— TASK INSTRUCTIONS —
Print out the entries below with no edits.

— Extracts from a graphics dataset —
+ + + + + + +

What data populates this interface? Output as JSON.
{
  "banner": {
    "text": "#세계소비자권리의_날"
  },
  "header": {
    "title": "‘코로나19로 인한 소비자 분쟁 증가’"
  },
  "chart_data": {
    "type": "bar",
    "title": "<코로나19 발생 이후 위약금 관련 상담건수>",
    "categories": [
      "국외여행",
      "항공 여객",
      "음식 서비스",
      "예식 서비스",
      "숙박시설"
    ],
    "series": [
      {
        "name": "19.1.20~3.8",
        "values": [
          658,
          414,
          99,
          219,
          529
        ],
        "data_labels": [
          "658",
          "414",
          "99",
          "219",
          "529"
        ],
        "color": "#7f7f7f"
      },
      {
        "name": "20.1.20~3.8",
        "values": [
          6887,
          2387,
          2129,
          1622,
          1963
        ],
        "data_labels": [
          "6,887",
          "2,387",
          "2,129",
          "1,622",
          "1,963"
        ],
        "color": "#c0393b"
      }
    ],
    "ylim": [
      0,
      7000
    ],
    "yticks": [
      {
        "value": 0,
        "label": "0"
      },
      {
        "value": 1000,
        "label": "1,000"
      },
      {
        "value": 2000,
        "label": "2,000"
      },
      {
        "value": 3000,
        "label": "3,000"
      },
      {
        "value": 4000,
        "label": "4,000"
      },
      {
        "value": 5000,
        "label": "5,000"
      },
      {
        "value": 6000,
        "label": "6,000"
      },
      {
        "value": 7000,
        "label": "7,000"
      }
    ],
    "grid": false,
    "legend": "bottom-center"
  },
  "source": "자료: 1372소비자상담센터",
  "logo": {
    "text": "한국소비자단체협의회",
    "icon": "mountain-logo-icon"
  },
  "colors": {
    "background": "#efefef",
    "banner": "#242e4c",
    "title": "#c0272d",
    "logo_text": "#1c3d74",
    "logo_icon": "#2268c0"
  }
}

+ + + + + + +

— COMPLETE OUTPUT —
What data populates this interface? Output as JSON.
{
  "banner": {
    "text": "#세계소비자권리의_날"
  },
  "header": {
    "title": "‘코로나19로 인한 소비자 분쟁 증가’"
  },
  "chart_data": {
    "type": "bar",
    "title": "<코로나19 발생 이후 위약금 관련 상담건수>",
    "categories": [
      "국외여행",
      "항공 여객",
      "음식 서비스",
      "예식 서비스",
      "숙박시설"
    ],
    "series": [
      {
        "name": "19.1.20~3.8",
        "values": [
          658,
          414,
          99,
          219,
          529
        ],
        "data_labels": [
          "658",
          "414",
          "99",
          "219",
          "529"
        ],
        "color": "#7f7f7f"
      },
      {
        "name": "20.1.20~3.8",
        "values": [
          6887,
          2387,
          2129,
          1622,
          1963
        ],
        "data_labels": [
          "6,887",
          "2,387",
          "2,129",
          "1,622",
          "1,963"
        ],
        "color": "#c0393b"
      }
    ],
    "ylim": [
      0,
      7000
    ],
    "yticks": [
      {
        "value": 0,
        "label": "0"
      },
      {
        "value": 1000,
        "label": "1,000"
      },
      {
        "value": 2000,
        "label": "2,000"
      },
      {
        "value": 3000,
        "label": "3,000"
      },
      {
        "value": 4000,
        "label": "4,000"
      },
      {
        "value": 5000,
        "label": "5,000"
      },
      {
        "value": 6000,
        "label": "6,000"
      },
      {
        "value": 7000,
        "label": "7,000"
      }
    ],
    "grid": false,
    "legend": "bottom-center"
  },
  "source": "자료: 1372소비자상담센터",
  "logo": {
    "text": "한국소비자단체협의회",
    "icon": "mountain-logo-icon"
  },
  "colors": {
    "background": "#efefef",
    "banner": "#242e4c",
    "title": "#c0272d",
    "logo_text": "#1c3d74",
    "logo_icon": "#2268c0"
  }
}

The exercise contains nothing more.